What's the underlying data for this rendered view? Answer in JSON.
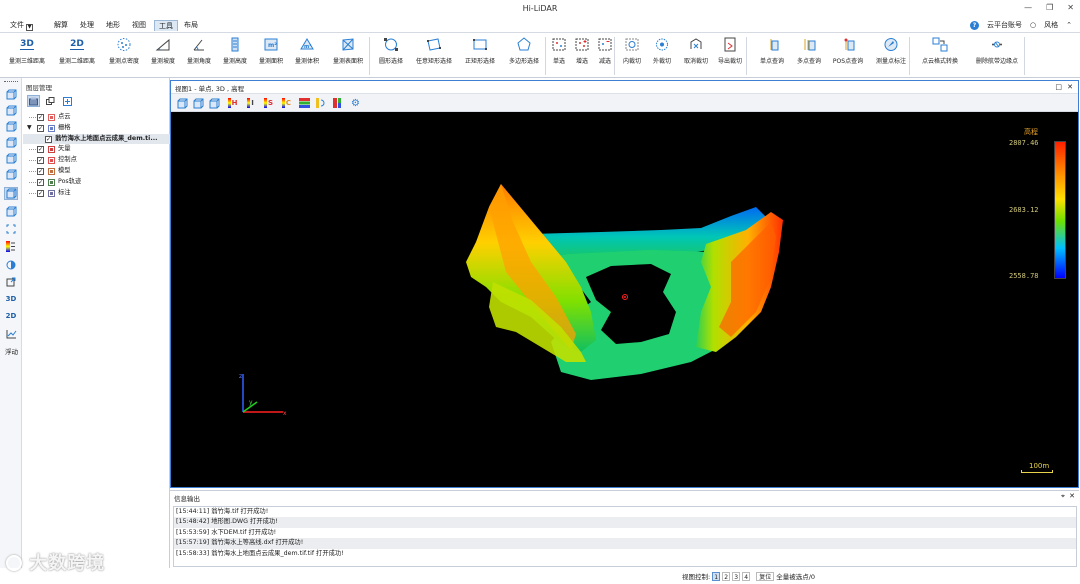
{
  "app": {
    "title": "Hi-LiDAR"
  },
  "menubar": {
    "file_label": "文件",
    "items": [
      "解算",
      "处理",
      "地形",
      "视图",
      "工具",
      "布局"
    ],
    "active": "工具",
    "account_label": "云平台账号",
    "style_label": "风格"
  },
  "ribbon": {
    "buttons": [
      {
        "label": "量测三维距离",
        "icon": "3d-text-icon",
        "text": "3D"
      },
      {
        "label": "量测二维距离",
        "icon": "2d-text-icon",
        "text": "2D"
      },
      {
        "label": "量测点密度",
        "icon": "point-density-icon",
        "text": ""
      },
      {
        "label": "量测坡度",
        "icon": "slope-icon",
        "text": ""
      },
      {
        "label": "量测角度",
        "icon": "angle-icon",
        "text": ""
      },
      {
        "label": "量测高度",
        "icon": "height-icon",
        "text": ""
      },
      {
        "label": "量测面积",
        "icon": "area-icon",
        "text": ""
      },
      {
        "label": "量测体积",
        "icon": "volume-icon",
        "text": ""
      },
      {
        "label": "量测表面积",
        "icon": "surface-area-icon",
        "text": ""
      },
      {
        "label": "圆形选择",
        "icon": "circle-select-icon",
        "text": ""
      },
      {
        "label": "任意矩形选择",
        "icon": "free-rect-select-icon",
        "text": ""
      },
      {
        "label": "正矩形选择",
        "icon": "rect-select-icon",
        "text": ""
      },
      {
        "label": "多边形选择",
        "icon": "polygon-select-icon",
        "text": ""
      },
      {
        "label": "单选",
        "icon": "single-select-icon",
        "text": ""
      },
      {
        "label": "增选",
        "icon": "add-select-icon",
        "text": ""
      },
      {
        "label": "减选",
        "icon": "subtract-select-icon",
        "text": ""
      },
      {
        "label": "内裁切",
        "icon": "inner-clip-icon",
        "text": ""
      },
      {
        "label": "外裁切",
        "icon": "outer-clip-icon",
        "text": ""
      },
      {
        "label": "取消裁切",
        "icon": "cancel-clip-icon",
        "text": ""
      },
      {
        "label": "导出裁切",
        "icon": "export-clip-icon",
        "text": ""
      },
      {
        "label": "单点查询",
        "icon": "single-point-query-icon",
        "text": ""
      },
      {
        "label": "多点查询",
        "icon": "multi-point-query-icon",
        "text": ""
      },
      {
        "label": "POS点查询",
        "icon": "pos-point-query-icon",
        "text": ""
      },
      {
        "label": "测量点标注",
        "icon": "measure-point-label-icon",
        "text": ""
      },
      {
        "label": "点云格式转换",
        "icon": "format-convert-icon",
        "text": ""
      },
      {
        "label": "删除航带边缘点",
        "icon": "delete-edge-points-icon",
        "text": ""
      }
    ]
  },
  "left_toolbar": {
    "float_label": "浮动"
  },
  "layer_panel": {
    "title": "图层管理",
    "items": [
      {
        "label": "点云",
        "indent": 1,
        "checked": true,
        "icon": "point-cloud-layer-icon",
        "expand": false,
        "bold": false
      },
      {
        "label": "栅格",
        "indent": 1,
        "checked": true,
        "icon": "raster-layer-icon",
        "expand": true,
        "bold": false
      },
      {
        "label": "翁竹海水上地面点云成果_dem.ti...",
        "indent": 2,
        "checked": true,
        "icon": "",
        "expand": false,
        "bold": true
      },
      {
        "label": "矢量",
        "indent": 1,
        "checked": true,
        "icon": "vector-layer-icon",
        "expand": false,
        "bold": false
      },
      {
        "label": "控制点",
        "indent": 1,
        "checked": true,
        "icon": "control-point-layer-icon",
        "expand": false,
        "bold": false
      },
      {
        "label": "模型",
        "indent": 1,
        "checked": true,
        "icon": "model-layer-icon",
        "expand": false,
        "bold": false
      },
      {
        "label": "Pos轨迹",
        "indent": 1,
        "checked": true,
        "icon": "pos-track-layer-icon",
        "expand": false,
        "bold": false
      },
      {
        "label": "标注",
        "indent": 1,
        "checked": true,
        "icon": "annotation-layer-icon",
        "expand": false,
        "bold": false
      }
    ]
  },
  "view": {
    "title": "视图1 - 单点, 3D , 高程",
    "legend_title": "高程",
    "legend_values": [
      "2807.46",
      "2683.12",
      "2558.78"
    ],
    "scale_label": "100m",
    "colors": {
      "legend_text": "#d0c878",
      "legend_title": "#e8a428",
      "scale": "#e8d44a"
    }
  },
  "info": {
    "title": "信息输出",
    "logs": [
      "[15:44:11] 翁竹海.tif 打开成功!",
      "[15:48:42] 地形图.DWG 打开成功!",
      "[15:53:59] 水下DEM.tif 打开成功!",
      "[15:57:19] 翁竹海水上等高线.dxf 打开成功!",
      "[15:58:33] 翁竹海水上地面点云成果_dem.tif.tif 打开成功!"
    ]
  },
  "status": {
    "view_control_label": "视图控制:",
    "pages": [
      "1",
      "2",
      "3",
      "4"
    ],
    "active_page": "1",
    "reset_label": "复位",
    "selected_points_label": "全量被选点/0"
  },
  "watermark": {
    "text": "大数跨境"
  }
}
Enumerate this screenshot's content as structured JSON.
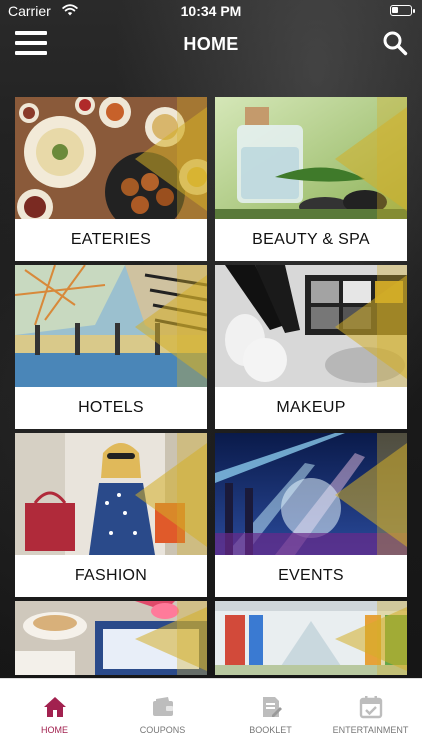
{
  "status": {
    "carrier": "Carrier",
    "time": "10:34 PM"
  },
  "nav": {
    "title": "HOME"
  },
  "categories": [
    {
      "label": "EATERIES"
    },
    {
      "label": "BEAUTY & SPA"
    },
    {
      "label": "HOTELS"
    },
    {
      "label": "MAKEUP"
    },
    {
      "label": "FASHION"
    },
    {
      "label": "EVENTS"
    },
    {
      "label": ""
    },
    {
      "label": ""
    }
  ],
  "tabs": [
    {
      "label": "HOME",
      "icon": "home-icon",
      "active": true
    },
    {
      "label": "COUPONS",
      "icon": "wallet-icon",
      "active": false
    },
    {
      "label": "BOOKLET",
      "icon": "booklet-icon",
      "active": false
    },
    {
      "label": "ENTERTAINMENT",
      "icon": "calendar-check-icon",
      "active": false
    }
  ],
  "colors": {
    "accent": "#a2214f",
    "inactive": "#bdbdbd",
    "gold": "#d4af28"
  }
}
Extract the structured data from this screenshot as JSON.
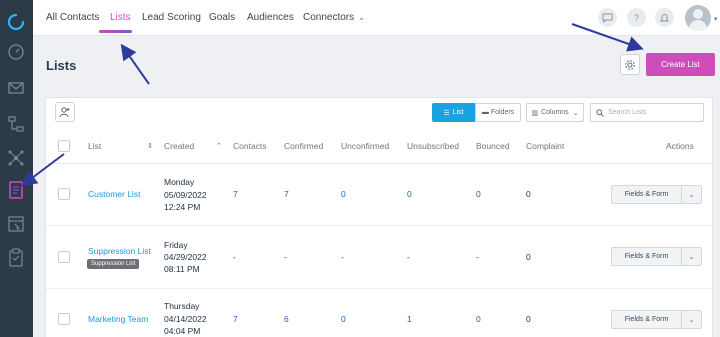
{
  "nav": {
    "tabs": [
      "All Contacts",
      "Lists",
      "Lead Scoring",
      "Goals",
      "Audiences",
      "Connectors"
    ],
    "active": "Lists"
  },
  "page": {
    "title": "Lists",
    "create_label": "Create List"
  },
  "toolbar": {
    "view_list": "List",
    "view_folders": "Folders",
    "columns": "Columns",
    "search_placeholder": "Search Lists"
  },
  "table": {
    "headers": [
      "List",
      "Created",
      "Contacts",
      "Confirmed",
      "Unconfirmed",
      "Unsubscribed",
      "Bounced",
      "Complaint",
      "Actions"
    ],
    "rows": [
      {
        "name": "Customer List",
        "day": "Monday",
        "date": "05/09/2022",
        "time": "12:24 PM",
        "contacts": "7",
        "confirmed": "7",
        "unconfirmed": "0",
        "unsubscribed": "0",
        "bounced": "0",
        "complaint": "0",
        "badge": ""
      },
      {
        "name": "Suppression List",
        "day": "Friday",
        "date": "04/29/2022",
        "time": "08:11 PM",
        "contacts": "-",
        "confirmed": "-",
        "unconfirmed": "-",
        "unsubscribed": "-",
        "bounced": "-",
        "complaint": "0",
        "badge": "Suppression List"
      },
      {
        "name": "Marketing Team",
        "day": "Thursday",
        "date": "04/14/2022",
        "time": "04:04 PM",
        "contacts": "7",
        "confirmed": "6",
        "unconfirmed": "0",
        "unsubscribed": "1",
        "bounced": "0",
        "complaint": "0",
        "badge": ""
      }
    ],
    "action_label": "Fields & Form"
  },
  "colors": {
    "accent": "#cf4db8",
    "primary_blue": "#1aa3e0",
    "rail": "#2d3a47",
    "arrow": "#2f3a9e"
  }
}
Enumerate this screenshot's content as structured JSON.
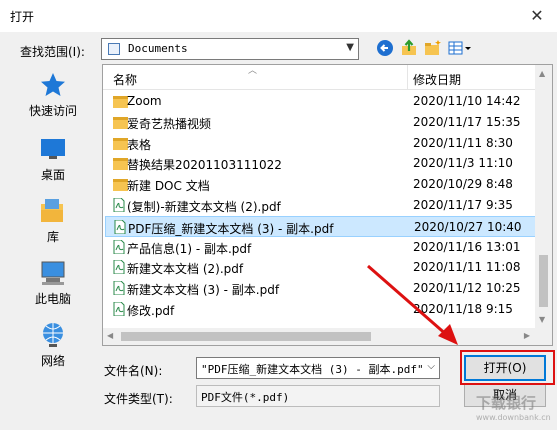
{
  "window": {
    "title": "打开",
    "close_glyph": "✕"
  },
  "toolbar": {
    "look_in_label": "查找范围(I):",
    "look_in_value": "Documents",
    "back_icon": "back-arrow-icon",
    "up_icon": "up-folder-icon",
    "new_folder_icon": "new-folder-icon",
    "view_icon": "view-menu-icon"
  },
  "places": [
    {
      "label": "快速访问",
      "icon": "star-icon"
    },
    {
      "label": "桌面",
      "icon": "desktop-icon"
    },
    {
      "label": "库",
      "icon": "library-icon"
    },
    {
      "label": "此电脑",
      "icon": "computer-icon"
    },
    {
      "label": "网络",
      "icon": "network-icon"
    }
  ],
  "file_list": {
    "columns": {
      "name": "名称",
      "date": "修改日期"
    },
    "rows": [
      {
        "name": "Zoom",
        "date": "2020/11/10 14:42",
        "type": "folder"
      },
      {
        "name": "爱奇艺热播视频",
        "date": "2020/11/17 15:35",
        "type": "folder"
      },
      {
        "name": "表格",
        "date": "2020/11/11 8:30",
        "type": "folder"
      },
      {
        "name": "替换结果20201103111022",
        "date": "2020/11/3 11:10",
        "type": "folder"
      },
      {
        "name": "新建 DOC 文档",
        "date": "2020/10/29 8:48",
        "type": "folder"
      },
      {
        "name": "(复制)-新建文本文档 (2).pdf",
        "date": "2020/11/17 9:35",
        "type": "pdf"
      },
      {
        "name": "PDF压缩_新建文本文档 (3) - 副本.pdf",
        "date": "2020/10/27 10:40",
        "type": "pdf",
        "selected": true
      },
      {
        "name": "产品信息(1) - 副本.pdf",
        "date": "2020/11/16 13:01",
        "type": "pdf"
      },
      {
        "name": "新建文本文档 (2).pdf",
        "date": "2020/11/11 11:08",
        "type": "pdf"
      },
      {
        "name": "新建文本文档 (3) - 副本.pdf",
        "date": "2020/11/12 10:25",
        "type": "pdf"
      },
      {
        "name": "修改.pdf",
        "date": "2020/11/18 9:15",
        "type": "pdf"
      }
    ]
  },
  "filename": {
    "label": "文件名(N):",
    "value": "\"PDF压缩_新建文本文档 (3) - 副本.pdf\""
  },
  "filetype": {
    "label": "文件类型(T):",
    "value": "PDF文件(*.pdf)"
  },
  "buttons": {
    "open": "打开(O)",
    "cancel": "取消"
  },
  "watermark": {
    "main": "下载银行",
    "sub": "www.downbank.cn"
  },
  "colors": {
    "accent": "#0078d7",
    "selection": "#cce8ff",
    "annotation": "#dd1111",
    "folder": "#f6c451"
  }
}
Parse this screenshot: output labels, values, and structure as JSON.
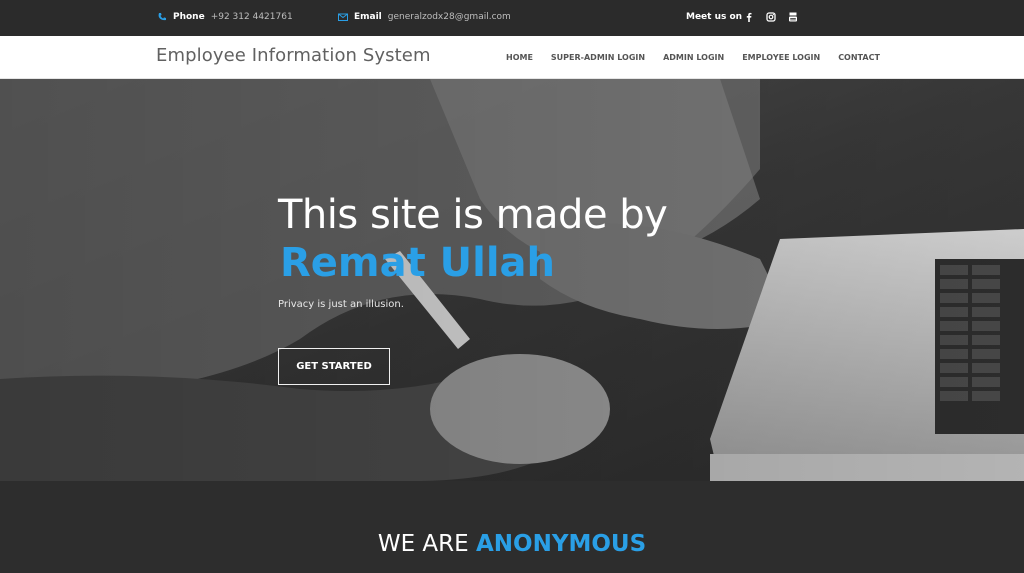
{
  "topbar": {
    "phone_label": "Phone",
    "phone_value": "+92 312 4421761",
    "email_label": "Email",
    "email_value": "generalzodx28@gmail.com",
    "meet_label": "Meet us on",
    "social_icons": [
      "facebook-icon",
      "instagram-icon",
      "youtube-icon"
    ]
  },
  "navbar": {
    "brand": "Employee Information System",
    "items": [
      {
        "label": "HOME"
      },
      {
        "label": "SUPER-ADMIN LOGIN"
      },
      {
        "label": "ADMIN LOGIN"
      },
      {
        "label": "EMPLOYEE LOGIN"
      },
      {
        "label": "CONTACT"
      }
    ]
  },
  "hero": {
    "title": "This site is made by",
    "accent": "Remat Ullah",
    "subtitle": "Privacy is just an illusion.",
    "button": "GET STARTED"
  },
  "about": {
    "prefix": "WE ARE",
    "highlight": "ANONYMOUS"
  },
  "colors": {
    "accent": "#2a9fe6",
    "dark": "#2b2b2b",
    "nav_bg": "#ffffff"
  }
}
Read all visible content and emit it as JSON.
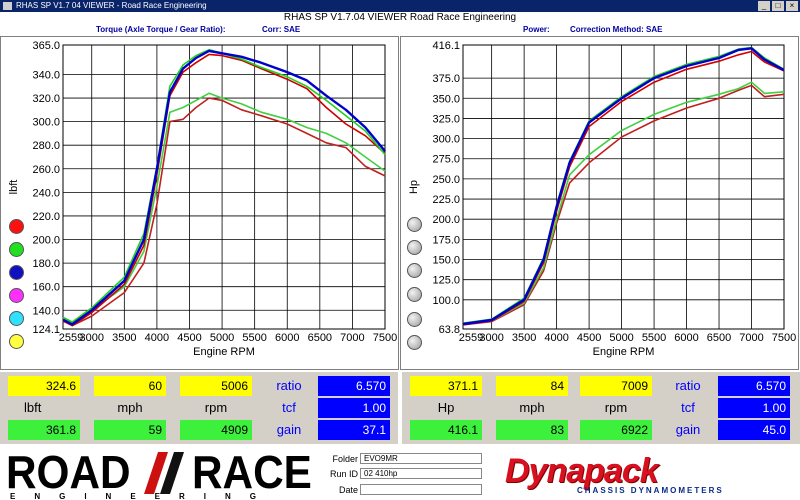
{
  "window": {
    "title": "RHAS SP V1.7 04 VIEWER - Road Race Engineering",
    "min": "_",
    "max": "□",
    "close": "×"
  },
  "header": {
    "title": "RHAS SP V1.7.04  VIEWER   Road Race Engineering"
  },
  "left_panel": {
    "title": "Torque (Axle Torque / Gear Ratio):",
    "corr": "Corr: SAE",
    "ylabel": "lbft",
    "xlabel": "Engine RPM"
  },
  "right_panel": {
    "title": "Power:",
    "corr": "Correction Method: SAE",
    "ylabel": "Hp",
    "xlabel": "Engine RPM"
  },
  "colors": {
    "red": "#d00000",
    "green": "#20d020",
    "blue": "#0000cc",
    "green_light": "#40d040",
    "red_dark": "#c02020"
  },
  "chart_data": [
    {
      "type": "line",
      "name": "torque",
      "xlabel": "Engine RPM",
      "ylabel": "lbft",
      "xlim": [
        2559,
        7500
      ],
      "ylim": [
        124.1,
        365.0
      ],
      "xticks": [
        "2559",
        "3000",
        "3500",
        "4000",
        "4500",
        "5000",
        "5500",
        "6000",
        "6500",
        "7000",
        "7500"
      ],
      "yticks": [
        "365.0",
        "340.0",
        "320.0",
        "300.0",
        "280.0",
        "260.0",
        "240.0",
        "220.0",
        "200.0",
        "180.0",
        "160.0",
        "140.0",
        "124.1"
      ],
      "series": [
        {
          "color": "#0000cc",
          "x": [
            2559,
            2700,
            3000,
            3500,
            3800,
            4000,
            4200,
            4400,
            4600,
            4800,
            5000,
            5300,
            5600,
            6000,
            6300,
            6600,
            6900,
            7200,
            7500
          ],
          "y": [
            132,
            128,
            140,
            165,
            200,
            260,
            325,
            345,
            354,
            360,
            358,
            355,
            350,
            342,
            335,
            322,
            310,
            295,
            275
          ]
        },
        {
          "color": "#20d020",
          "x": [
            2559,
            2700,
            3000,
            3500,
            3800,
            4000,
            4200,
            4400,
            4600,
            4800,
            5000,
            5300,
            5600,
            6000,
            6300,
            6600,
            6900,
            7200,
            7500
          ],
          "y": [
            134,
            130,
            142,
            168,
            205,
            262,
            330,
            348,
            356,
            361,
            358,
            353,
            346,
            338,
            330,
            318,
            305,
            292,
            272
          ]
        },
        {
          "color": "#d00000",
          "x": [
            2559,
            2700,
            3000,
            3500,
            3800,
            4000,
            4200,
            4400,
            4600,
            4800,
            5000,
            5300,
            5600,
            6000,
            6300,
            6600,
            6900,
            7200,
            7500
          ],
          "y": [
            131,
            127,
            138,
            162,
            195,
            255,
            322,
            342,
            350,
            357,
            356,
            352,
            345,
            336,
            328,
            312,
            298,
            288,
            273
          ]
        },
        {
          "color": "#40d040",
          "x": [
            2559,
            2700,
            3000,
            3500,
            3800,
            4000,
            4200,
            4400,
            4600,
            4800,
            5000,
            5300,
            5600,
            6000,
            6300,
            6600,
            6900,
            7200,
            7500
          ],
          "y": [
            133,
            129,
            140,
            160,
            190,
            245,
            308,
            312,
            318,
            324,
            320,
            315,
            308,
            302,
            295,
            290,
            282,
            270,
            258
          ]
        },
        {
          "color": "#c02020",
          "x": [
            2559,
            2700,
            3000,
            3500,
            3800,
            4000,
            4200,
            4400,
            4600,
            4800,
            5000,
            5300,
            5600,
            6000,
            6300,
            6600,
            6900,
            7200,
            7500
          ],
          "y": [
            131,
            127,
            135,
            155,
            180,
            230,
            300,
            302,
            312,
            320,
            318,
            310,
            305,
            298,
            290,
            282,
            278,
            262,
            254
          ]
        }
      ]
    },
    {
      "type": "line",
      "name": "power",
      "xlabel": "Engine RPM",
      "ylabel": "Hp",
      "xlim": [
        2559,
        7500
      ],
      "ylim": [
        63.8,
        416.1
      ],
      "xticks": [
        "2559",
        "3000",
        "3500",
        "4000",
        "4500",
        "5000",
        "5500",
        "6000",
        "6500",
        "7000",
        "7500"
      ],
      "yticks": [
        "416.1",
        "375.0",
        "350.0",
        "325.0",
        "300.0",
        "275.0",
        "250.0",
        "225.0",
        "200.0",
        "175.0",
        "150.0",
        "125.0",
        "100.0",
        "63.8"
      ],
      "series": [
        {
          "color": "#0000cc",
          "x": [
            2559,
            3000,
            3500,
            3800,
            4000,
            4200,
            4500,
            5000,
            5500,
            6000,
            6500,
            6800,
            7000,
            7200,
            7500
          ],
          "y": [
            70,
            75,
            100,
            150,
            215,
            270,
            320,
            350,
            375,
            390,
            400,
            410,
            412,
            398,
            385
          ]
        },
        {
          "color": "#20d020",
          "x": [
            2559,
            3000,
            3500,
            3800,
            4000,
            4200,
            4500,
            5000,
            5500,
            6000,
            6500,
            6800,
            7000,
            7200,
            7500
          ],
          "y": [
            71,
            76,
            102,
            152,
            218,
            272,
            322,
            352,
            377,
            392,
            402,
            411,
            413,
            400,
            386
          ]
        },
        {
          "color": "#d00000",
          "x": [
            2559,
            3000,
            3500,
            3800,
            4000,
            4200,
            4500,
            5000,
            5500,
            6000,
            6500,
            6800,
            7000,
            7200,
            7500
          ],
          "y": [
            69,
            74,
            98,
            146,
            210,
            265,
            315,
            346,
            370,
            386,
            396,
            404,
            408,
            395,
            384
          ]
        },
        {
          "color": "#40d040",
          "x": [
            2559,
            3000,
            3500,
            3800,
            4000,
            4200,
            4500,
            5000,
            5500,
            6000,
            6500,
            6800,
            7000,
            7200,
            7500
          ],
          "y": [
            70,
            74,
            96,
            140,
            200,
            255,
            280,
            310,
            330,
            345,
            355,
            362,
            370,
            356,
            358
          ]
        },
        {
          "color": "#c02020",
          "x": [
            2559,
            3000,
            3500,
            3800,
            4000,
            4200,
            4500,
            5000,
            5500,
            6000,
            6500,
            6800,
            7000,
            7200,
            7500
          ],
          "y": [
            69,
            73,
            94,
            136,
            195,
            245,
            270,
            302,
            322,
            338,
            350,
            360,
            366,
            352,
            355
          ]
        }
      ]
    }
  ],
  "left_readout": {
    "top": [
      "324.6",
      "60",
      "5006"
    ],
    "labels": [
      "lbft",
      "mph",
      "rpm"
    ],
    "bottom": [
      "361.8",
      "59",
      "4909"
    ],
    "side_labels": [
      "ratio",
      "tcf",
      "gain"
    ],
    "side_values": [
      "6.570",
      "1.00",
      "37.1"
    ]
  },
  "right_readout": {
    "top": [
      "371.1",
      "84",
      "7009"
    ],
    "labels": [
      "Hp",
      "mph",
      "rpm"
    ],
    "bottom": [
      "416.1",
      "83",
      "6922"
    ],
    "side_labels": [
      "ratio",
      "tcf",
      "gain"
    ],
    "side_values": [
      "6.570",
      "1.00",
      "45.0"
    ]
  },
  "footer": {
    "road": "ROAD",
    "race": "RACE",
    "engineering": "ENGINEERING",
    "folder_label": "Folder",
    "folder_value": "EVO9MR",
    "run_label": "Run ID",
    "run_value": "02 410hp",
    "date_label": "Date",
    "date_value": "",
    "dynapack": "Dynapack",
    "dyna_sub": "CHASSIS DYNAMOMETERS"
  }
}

=====

Job
Show the lines of the records that include the string "VIEWER".

Result of this exercise
    "title": "RHAS SP V1.7 04 VIEWER - Road Race Engineering",
    "title": "RHAS SP V1.7.04  VIEWER   Road Race Engineering"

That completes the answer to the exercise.